■ EXERCISE DIRECTIONS
Below are some records; return each one exactly.
▬▬▬▬▬▬
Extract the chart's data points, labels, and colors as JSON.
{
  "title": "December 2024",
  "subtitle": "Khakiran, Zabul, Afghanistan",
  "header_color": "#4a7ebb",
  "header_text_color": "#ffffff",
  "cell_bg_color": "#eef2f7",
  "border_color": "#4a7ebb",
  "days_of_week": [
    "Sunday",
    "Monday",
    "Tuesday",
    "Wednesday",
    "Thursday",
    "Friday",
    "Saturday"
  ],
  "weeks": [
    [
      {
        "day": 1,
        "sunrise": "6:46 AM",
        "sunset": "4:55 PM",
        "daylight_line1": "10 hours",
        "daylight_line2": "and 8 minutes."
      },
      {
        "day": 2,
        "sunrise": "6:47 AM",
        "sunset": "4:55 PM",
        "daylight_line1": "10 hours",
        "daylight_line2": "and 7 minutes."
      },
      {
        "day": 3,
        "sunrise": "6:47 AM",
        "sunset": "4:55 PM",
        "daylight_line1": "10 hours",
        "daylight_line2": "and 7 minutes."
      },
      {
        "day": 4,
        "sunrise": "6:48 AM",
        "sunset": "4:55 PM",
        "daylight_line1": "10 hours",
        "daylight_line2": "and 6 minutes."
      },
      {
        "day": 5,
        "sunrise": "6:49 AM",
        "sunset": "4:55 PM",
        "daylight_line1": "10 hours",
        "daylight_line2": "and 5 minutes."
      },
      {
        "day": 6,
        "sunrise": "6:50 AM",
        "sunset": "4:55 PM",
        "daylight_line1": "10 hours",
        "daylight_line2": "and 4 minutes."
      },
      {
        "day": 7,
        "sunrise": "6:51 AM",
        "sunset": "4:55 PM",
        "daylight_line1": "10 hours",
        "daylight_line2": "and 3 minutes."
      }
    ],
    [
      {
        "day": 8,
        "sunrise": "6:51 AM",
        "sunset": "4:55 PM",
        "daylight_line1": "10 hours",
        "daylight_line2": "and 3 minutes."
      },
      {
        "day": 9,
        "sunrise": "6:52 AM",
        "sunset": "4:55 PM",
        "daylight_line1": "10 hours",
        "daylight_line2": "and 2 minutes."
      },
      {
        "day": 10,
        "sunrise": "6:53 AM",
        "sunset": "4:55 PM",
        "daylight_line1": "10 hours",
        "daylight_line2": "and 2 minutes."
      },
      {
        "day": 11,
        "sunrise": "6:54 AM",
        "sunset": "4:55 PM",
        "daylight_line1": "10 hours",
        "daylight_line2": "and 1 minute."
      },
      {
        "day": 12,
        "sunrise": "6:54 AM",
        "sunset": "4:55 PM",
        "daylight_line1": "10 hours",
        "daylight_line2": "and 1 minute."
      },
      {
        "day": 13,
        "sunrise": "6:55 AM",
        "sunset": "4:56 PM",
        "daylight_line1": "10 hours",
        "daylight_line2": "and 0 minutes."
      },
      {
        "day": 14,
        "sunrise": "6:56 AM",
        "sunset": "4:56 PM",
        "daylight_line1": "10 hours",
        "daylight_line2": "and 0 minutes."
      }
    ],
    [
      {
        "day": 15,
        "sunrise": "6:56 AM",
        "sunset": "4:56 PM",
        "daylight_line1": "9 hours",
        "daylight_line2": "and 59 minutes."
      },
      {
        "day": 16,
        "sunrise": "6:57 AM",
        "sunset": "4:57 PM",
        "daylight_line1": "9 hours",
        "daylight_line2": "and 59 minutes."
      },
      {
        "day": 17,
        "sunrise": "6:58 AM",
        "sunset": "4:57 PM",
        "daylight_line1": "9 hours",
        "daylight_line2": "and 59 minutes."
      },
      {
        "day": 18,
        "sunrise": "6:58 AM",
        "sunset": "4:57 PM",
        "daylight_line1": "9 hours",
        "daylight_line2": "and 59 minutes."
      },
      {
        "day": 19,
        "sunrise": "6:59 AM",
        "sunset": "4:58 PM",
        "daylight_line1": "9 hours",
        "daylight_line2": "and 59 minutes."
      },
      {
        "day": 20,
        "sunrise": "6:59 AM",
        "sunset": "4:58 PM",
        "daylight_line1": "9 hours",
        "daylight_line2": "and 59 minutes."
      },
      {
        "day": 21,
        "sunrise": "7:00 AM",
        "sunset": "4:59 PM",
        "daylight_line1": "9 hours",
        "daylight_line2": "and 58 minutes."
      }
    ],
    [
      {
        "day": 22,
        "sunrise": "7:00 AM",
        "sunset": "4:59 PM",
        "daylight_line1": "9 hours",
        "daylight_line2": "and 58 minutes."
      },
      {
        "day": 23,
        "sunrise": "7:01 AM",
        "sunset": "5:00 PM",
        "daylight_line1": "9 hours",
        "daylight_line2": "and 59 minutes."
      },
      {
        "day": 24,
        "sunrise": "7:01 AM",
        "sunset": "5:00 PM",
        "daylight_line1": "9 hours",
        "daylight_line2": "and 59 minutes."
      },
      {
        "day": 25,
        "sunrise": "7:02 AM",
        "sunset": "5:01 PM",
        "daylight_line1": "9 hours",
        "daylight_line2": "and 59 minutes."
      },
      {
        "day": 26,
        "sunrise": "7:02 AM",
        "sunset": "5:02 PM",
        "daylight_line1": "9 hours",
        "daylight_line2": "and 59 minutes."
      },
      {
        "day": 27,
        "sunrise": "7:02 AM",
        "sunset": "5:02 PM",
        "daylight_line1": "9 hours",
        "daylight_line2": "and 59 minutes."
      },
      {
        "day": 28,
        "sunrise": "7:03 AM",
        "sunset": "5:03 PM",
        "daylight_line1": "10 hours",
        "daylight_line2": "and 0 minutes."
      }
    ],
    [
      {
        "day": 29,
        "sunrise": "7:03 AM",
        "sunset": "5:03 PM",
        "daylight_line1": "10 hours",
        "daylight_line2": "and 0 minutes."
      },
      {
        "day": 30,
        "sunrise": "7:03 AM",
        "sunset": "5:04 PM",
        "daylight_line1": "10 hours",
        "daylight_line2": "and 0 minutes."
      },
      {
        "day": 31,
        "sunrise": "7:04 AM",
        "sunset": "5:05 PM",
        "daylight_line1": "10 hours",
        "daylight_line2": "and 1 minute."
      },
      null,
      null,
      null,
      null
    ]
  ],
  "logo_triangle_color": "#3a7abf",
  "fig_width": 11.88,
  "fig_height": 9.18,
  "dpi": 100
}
▬▬▬▬▬▬
■ TASK ANSWER
Extract the chart's data points, labels, and colors as JSON.
{
  "title": "December 2024",
  "subtitle": "Khakiran, Zabul, Afghanistan",
  "header_color": "#4a7ebb",
  "header_text_color": "#ffffff",
  "cell_bg_color": "#eef2f7",
  "border_color": "#4a7ebb",
  "days_of_week": [
    "Sunday",
    "Monday",
    "Tuesday",
    "Wednesday",
    "Thursday",
    "Friday",
    "Saturday"
  ],
  "weeks": [
    [
      {
        "day": 1,
        "sunrise": "6:46 AM",
        "sunset": "4:55 PM",
        "daylight_line1": "10 hours",
        "daylight_line2": "and 8 minutes."
      },
      {
        "day": 2,
        "sunrise": "6:47 AM",
        "sunset": "4:55 PM",
        "daylight_line1": "10 hours",
        "daylight_line2": "and 7 minutes."
      },
      {
        "day": 3,
        "sunrise": "6:47 AM",
        "sunset": "4:55 PM",
        "daylight_line1": "10 hours",
        "daylight_line2": "and 7 minutes."
      },
      {
        "day": 4,
        "sunrise": "6:48 AM",
        "sunset": "4:55 PM",
        "daylight_line1": "10 hours",
        "daylight_line2": "and 6 minutes."
      },
      {
        "day": 5,
        "sunrise": "6:49 AM",
        "sunset": "4:55 PM",
        "daylight_line1": "10 hours",
        "daylight_line2": "and 5 minutes."
      },
      {
        "day": 6,
        "sunrise": "6:50 AM",
        "sunset": "4:55 PM",
        "daylight_line1": "10 hours",
        "daylight_line2": "and 4 minutes."
      },
      {
        "day": 7,
        "sunrise": "6:51 AM",
        "sunset": "4:55 PM",
        "daylight_line1": "10 hours",
        "daylight_line2": "and 3 minutes."
      }
    ],
    [
      {
        "day": 8,
        "sunrise": "6:51 AM",
        "sunset": "4:55 PM",
        "daylight_line1": "10 hours",
        "daylight_line2": "and 3 minutes."
      },
      {
        "day": 9,
        "sunrise": "6:52 AM",
        "sunset": "4:55 PM",
        "daylight_line1": "10 hours",
        "daylight_line2": "and 2 minutes."
      },
      {
        "day": 10,
        "sunrise": "6:53 AM",
        "sunset": "4:55 PM",
        "daylight_line1": "10 hours",
        "daylight_line2": "and 2 minutes."
      },
      {
        "day": 11,
        "sunrise": "6:54 AM",
        "sunset": "4:55 PM",
        "daylight_line1": "10 hours",
        "daylight_line2": "and 1 minute."
      },
      {
        "day": 12,
        "sunrise": "6:54 AM",
        "sunset": "4:55 PM",
        "daylight_line1": "10 hours",
        "daylight_line2": "and 1 minute."
      },
      {
        "day": 13,
        "sunrise": "6:55 AM",
        "sunset": "4:56 PM",
        "daylight_line1": "10 hours",
        "daylight_line2": "and 0 minutes."
      },
      {
        "day": 14,
        "sunrise": "6:56 AM",
        "sunset": "4:56 PM",
        "daylight_line1": "10 hours",
        "daylight_line2": "and 0 minutes."
      }
    ],
    [
      {
        "day": 15,
        "sunrise": "6:56 AM",
        "sunset": "4:56 PM",
        "daylight_line1": "9 hours",
        "daylight_line2": "and 59 minutes."
      },
      {
        "day": 16,
        "sunrise": "6:57 AM",
        "sunset": "4:57 PM",
        "daylight_line1": "9 hours",
        "daylight_line2": "and 59 minutes."
      },
      {
        "day": 17,
        "sunrise": "6:58 AM",
        "sunset": "4:57 PM",
        "daylight_line1": "9 hours",
        "daylight_line2": "and 59 minutes."
      },
      {
        "day": 18,
        "sunrise": "6:58 AM",
        "sunset": "4:57 PM",
        "daylight_line1": "9 hours",
        "daylight_line2": "and 59 minutes."
      },
      {
        "day": 19,
        "sunrise": "6:59 AM",
        "sunset": "4:58 PM",
        "daylight_line1": "9 hours",
        "daylight_line2": "and 59 minutes."
      },
      {
        "day": 20,
        "sunrise": "6:59 AM",
        "sunset": "4:58 PM",
        "daylight_line1": "9 hours",
        "daylight_line2": "and 59 minutes."
      },
      {
        "day": 21,
        "sunrise": "7:00 AM",
        "sunset": "4:59 PM",
        "daylight_line1": "9 hours",
        "daylight_line2": "and 58 minutes."
      }
    ],
    [
      {
        "day": 22,
        "sunrise": "7:00 AM",
        "sunset": "4:59 PM",
        "daylight_line1": "9 hours",
        "daylight_line2": "and 58 minutes."
      },
      {
        "day": 23,
        "sunrise": "7:01 AM",
        "sunset": "5:00 PM",
        "daylight_line1": "9 hours",
        "daylight_line2": "and 59 minutes."
      },
      {
        "day": 24,
        "sunrise": "7:01 AM",
        "sunset": "5:00 PM",
        "daylight_line1": "9 hours",
        "daylight_line2": "and 59 minutes."
      },
      {
        "day": 25,
        "sunrise": "7:02 AM",
        "sunset": "5:01 PM",
        "daylight_line1": "9 hours",
        "daylight_line2": "and 59 minutes."
      },
      {
        "day": 26,
        "sunrise": "7:02 AM",
        "sunset": "5:02 PM",
        "daylight_line1": "9 hours",
        "daylight_line2": "and 59 minutes."
      },
      {
        "day": 27,
        "sunrise": "7:02 AM",
        "sunset": "5:02 PM",
        "daylight_line1": "9 hours",
        "daylight_line2": "and 59 minutes."
      },
      {
        "day": 28,
        "sunrise": "7:03 AM",
        "sunset": "5:03 PM",
        "daylight_line1": "10 hours",
        "daylight_line2": "and 0 minutes."
      }
    ],
    [
      {
        "day": 29,
        "sunrise": "7:03 AM",
        "sunset": "5:03 PM",
        "daylight_line1": "10 hours",
        "daylight_line2": "and 0 minutes."
      },
      {
        "day": 30,
        "sunrise": "7:03 AM",
        "sunset": "5:04 PM",
        "daylight_line1": "10 hours",
        "daylight_line2": "and 0 minutes."
      },
      {
        "day": 31,
        "sunrise": "7:04 AM",
        "sunset": "5:05 PM",
        "daylight_line1": "10 hours",
        "daylight_line2": "and 1 minute."
      },
      null,
      null,
      null,
      null
    ]
  ],
  "logo_triangle_color": "#3a7abf",
  "fig_width": 11.88,
  "fig_height": 9.18,
  "dpi": 100
}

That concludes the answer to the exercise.